_SOURCE MATERIAL_:
^^^^^^^^
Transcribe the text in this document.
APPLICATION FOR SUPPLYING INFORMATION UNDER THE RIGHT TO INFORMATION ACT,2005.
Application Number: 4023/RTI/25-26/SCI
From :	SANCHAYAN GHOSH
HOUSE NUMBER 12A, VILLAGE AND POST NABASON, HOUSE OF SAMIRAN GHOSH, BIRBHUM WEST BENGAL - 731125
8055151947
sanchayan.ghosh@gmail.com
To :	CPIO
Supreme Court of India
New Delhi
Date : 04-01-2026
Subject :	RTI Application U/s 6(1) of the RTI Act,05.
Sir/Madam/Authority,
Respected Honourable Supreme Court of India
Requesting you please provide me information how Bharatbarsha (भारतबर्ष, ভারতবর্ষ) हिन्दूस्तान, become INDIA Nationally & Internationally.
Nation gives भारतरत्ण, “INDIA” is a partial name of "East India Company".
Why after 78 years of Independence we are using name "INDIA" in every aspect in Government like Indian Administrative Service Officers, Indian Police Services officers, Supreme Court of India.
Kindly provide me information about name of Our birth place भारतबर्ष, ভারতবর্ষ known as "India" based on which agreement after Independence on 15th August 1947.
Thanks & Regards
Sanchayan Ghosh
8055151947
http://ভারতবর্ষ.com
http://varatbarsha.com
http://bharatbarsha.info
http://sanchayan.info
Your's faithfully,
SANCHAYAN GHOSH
^^^^^^^^
_PROBLEM_:
Reproduce the records above exactly as they appear.

_FULL OUTPUT_:
Transcribe the text in this document.
APPLICATION FOR SUPPLYING INFORMATION UNDER THE RIGHT TO INFORMATION ACT,2005.
Application Number: 4023/RTI/25-26/SCI
From :	SANCHAYAN GHOSH
HOUSE NUMBER 12A, VILLAGE AND POST NABASON, HOUSE OF SAMIRAN GHOSH, BIRBHUM WEST BENGAL - 731125
8055151947
sanchayan.ghosh@gmail.com
To :	CPIO
Supreme Court of India
New Delhi
Date : 04-01-2026
Subject :	RTI Application U/s 6(1) of the RTI Act,05.
Sir/Madam/Authority,
Respected Honourable Supreme Court of India
Requesting you please provide me information how Bharatbarsha (भारतबर्ष, ভারতবর্ষ) हिन्दूस्तान, become INDIA Nationally & Internationally.
Nation gives भारतरत्ण, “INDIA” is a partial name of "East India Company".
Why after 78 years of Independence we are using name "INDIA" in every aspect in Government like Indian Administrative Service Officers, Indian Police Services officers, Supreme Court of India.
Kindly provide me information about name of Our birth place भारतबर्ष, ভারতবর্ষ known as "India" based on which agreement after Independence on 15th August 1947.
Thanks & Regards
Sanchayan Ghosh
8055151947
http://ভারতবর্ষ.com
http://varatbarsha.com
http://bharatbarsha.info
http://sanchayan.info
Your's faithfully,
SANCHAYAN GHOSH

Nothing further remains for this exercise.